What is being asked: Whenever a line contains the string "News", copy it out of the entries.

Task material:

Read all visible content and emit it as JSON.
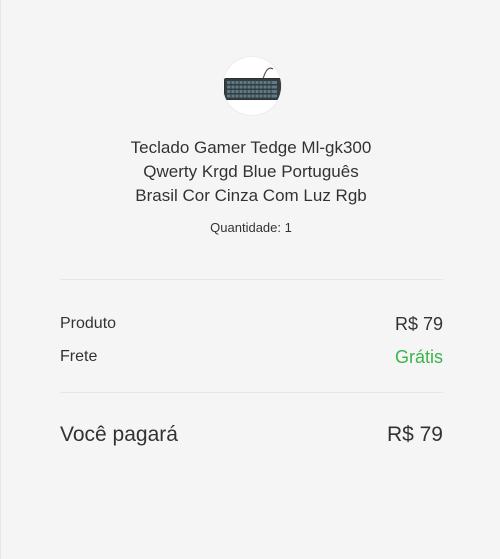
{
  "product": {
    "image_icon": "keyboard-image",
    "title_lines": [
      "Teclado Gamer Tedge Ml-gk300",
      "Qwerty Krgd Blue Português",
      "Brasil Cor Cinza Com Luz Rgb"
    ],
    "quantity_text": "Quantidade: 1"
  },
  "summary": {
    "product_label": "Produto",
    "product_value": "R$ 79",
    "shipping_label": "Frete",
    "shipping_value": "Grátis",
    "shipping_color": "#39b54a",
    "total_label": "Você pagará",
    "total_value": "R$ 79"
  }
}
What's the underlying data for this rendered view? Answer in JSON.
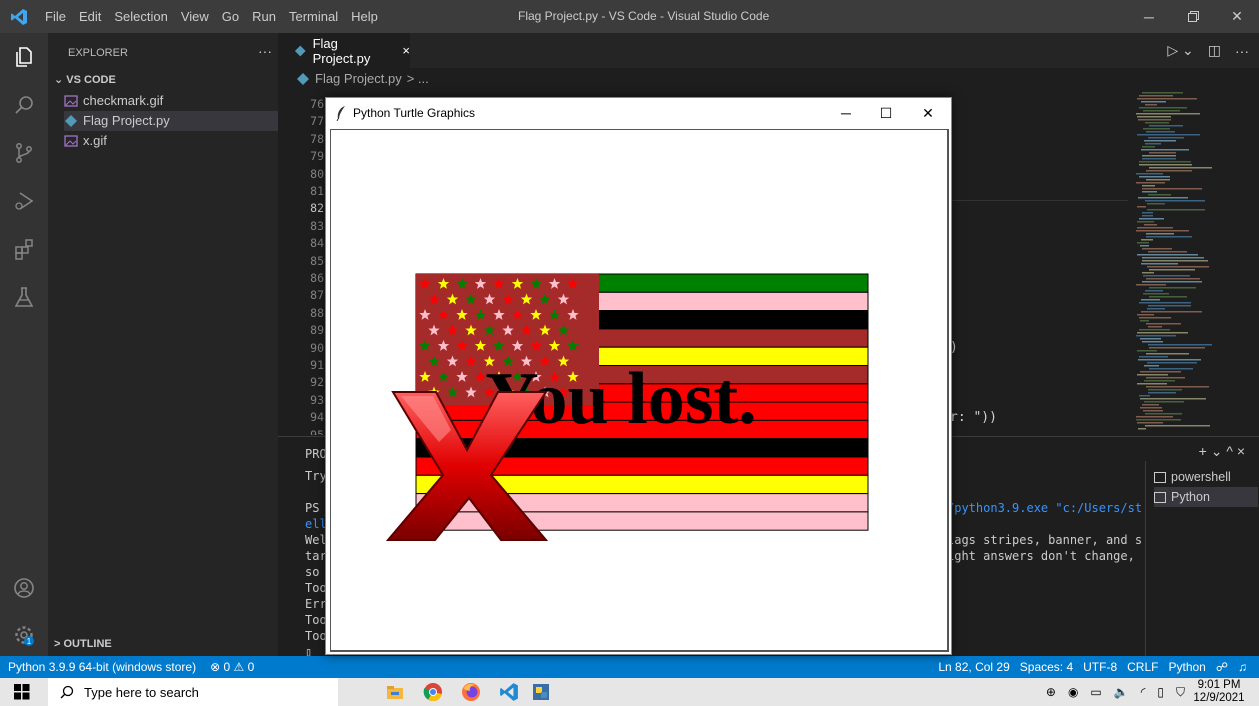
{
  "window": {
    "title": "Flag Project.py - VS Code - Visual Studio Code",
    "menu": [
      "File",
      "Edit",
      "Selection",
      "View",
      "Go",
      "Run",
      "Terminal",
      "Help"
    ]
  },
  "sidebar": {
    "header": "EXPLORER",
    "more": "···",
    "section": "VS CODE",
    "files": [
      {
        "name": "checkmark.gif",
        "icon": "image-file-icon"
      },
      {
        "name": "Flag Project.py",
        "icon": "python-file-icon"
      },
      {
        "name": "x.gif",
        "icon": "image-file-icon"
      }
    ],
    "outline": "OUTLINE"
  },
  "editor": {
    "tab_label": "Flag Project.py",
    "tab_close": "×",
    "breadcrumb_file": "Flag Project.py",
    "breadcrumb_rest": "> ...",
    "line_numbers": [
      "76",
      "77",
      "78",
      "79",
      "80",
      "81",
      "82",
      "83",
      "84",
      "85",
      "86",
      "87",
      "88",
      "89",
      "90",
      "91",
      "92",
      "93",
      "94",
      "95"
    ],
    "current_line": "82",
    "visible_code_fragments": [
      ")",
      "r: \"))"
    ]
  },
  "panel": {
    "tab_fragment": "PRO",
    "left_lines": [
      "Try",
      "",
      "PS C",
      "ella",
      "Welc",
      "tars",
      "so c",
      "Too ",
      "Erro",
      "Too ",
      "Too ",
      "▯"
    ],
    "right_lines": [
      {
        "text": "/python3.9.exe \"c:/Users/st",
        "kind": "cmd"
      },
      {
        "text": "lags stripes, banner, and s",
        "kind": "text"
      },
      {
        "text": "ight answers don't change,",
        "kind": "text"
      }
    ],
    "terminals": [
      "powershell",
      "Python"
    ],
    "controls": "+ ⌄ ^ ×"
  },
  "statusbar": {
    "interpreter": "Python 3.9.9 64-bit (windows store)",
    "problems": "⊗ 0 ⚠ 0",
    "position": "Ln 82, Col 29",
    "spaces": "Spaces: 4",
    "encoding": "UTF-8",
    "eol": "CRLF",
    "language": "Python"
  },
  "taskbar": {
    "search_placeholder": "Type here to search",
    "time": "9:01 PM",
    "date": "12/9/2021"
  },
  "turtle": {
    "title": "Python Turtle Graphics",
    "message": "You lost.",
    "stripe_colors": [
      "#008000",
      "#ffc0cb",
      "#000000",
      "#a52a2a",
      "#ffff00",
      "#a52a2a",
      "#ff0000",
      "#ff0000",
      "#ff0000",
      "#000000",
      "#ff0000",
      "#ffff00",
      "#ffc0cb",
      "#ffc0cb"
    ],
    "canton_color": "#a52a2a",
    "star_colors": [
      "#ff0000",
      "#ffc0cb",
      "#008000",
      "#ffff00"
    ]
  }
}
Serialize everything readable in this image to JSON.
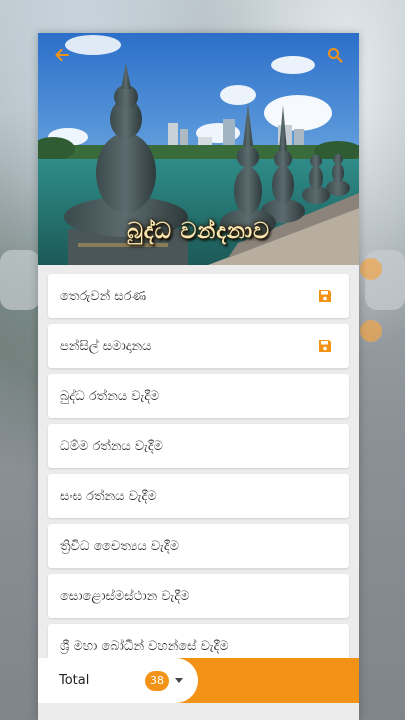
{
  "header": {
    "title": "බුද්ධ වන්දනාව",
    "back_icon": "back-arrow-icon",
    "search_icon": "search-icon"
  },
  "list": {
    "items": [
      {
        "label": "තෙරුවන් සරණ",
        "saved": true
      },
      {
        "label": "පන්සිල් සමාදානය",
        "saved": true
      },
      {
        "label": "බුද්ධ රත්නය වැදීම",
        "saved": false
      },
      {
        "label": "ධම්ම රත්නය වැදීම",
        "saved": false
      },
      {
        "label": "සංඝ රත්නය වැදීම",
        "saved": false
      },
      {
        "label": "ත්‍රිවිධ චෛත්‍යය වැදීම",
        "saved": false
      },
      {
        "label": "සොළොස්මස්ථාන වැදීම",
        "saved": false
      },
      {
        "label": "ශ්‍රී මහා බෝධීන් වහන්සේ වැදීම",
        "saved": false
      }
    ]
  },
  "footer": {
    "total_label": "Total",
    "total_count": "38"
  },
  "colors": {
    "accent": "#f29318",
    "card_bg": "#ececec"
  }
}
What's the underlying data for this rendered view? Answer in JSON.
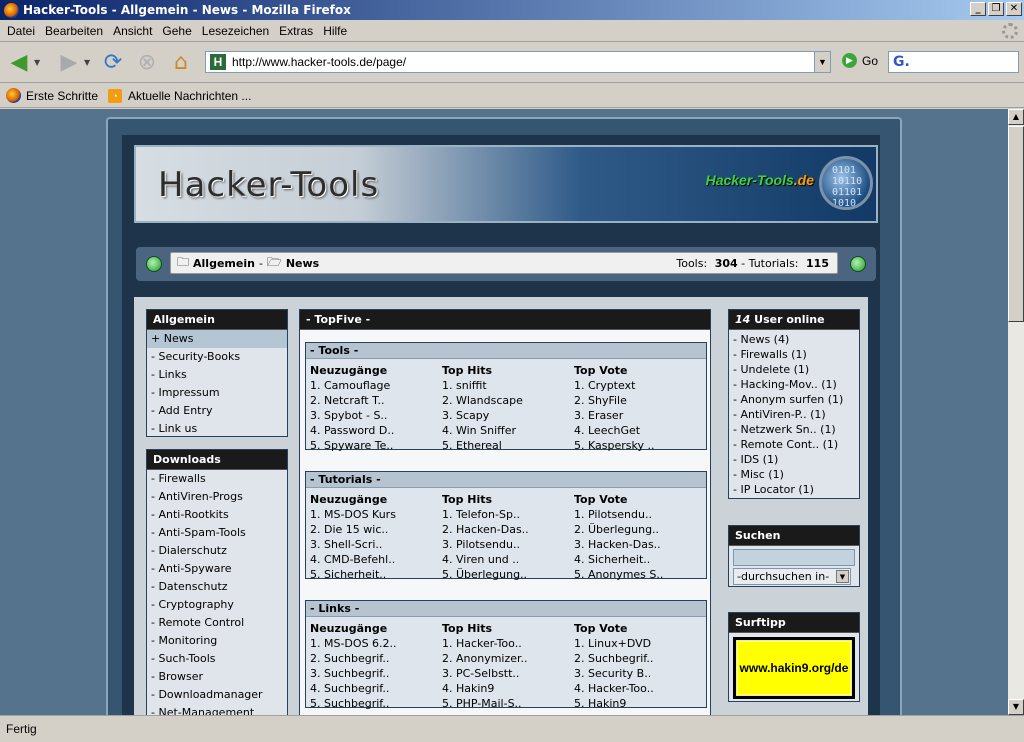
{
  "window": {
    "title": "Hacker-Tools - Allgemein - News - Mozilla Firefox"
  },
  "menu": [
    "Datei",
    "Bearbeiten",
    "Ansicht",
    "Gehe",
    "Lesezeichen",
    "Extras",
    "Hilfe"
  ],
  "nav": {
    "url": "http://www.hacker-tools.de/page/",
    "go_label": "Go",
    "search_placeholder": "G."
  },
  "bookmarks": [
    "Erste Schritte",
    "Aktuelle Nachrichten ..."
  ],
  "status": "Fertig",
  "site": {
    "banner_title": "Hacker-Tools",
    "banner_domain_main": "Hacker-Tools",
    "banner_domain_tld": ".de",
    "globe_digits": [
      "0101",
      "10110",
      "01101",
      "1010"
    ],
    "breadcrumb": {
      "root": "Allgemein",
      "sep": "-",
      "current": "News",
      "tools_label": "Tools:",
      "tools_count": "304",
      "dash": "-",
      "tutorials_label": "Tutorials:",
      "tutorials_count": "115"
    }
  },
  "left": {
    "allgemein": {
      "title": "Allgemein",
      "items": [
        "+ News",
        "- Security-Books",
        "- Links",
        "- Impressum",
        "- Add Entry",
        "- Link us"
      ]
    },
    "downloads": {
      "title": "Downloads",
      "items": [
        "- Firewalls",
        "- AntiViren-Progs",
        "- Anti-Rootkits",
        "- Anti-Spam-Tools",
        "- Dialerschutz",
        "- Anti-Spyware",
        "- Datenschutz",
        "- Cryptography",
        "- Remote Control",
        "- Monitoring",
        "- Such-Tools",
        "- Browser",
        "- Downloadmanager",
        "- Net-Management"
      ]
    }
  },
  "center": {
    "title": "- TopFive -",
    "sections": [
      {
        "title": "- Tools -",
        "cols": [
          {
            "head": "Neuzugänge",
            "items": [
              "1. Camouflage",
              "2. Netcraft T..",
              "3. Spybot - S..",
              "4. Password D..",
              "5. Spyware Te.."
            ]
          },
          {
            "head": "Top Hits",
            "items": [
              "1. sniffit",
              "2. Wlandscape",
              "3. Scapy",
              "4. Win Sniffer",
              "5. Ethereal"
            ]
          },
          {
            "head": "Top Vote",
            "items": [
              "1. Cryptext",
              "2. ShyFile",
              "3. Eraser",
              "4. LeechGet",
              "5. Kaspersky .."
            ]
          }
        ]
      },
      {
        "title": "- Tutorials -",
        "cols": [
          {
            "head": "Neuzugänge",
            "items": [
              "1. MS-DOS Kurs",
              "2. Die 15 wic..",
              "3. Shell-Scri..",
              "4. CMD-Befehl..",
              "5. Sicherheit.."
            ]
          },
          {
            "head": "Top Hits",
            "items": [
              "1. Telefon-Sp..",
              "2. Hacken-Das..",
              "3. Pilotsendu..",
              "4. Viren und ..",
              "5. Überlegung.."
            ]
          },
          {
            "head": "Top Vote",
            "items": [
              "1. Pilotsendu..",
              "2. Überlegung..",
              "3. Hacken-Das..",
              "4. Sicherheit..",
              "5. Anonymes S.."
            ]
          }
        ]
      },
      {
        "title": "- Links -",
        "cols": [
          {
            "head": "Neuzugänge",
            "items": [
              "1. MS-DOS 6.2..",
              "2. Suchbegrif..",
              "3. Suchbegrif..",
              "4. Suchbegrif..",
              "5. Suchbegrif.."
            ]
          },
          {
            "head": "Top Hits",
            "items": [
              "1. Hacker-Too..",
              "2. Anonymizer..",
              "3. PC-Selbstt..",
              "4. Hakin9",
              "5. PHP-Mail-S.."
            ]
          },
          {
            "head": "Top Vote",
            "items": [
              "1. Linux+DVD",
              "2. Suchbegrif..",
              "3. Security B..",
              "4. Hacker-Too..",
              "5. Hakin9"
            ]
          }
        ]
      }
    ]
  },
  "right": {
    "online": {
      "count": "14",
      "title": "User online",
      "items": [
        "- News (4)",
        "- Firewalls (1)",
        "- Undelete (1)",
        "- Hacking-Mov.. (1)",
        "- Anonym surfen (1)",
        "- AntiViren-P.. (1)",
        "- Netzwerk Sn.. (1)",
        "- Remote Cont.. (1)",
        "- IDS (1)",
        "- Misc (1)",
        "- IP Locator (1)"
      ]
    },
    "suchen": {
      "title": "Suchen",
      "select": "-durchsuchen in-"
    },
    "surftipp": {
      "title": "Surftipp",
      "ad": "www.hakin9.org/de"
    }
  }
}
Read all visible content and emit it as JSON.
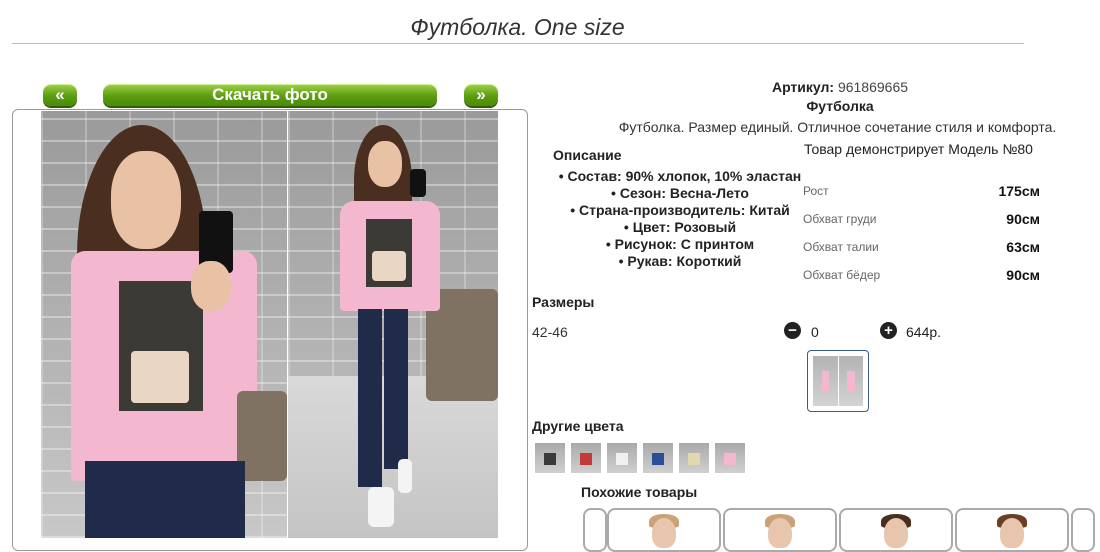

The completed task:
    "title": "Hacker-Tools - Allgemein - News - Mozilla Firefox"
      "current": "News",
        "+ News",
        "- News (4)",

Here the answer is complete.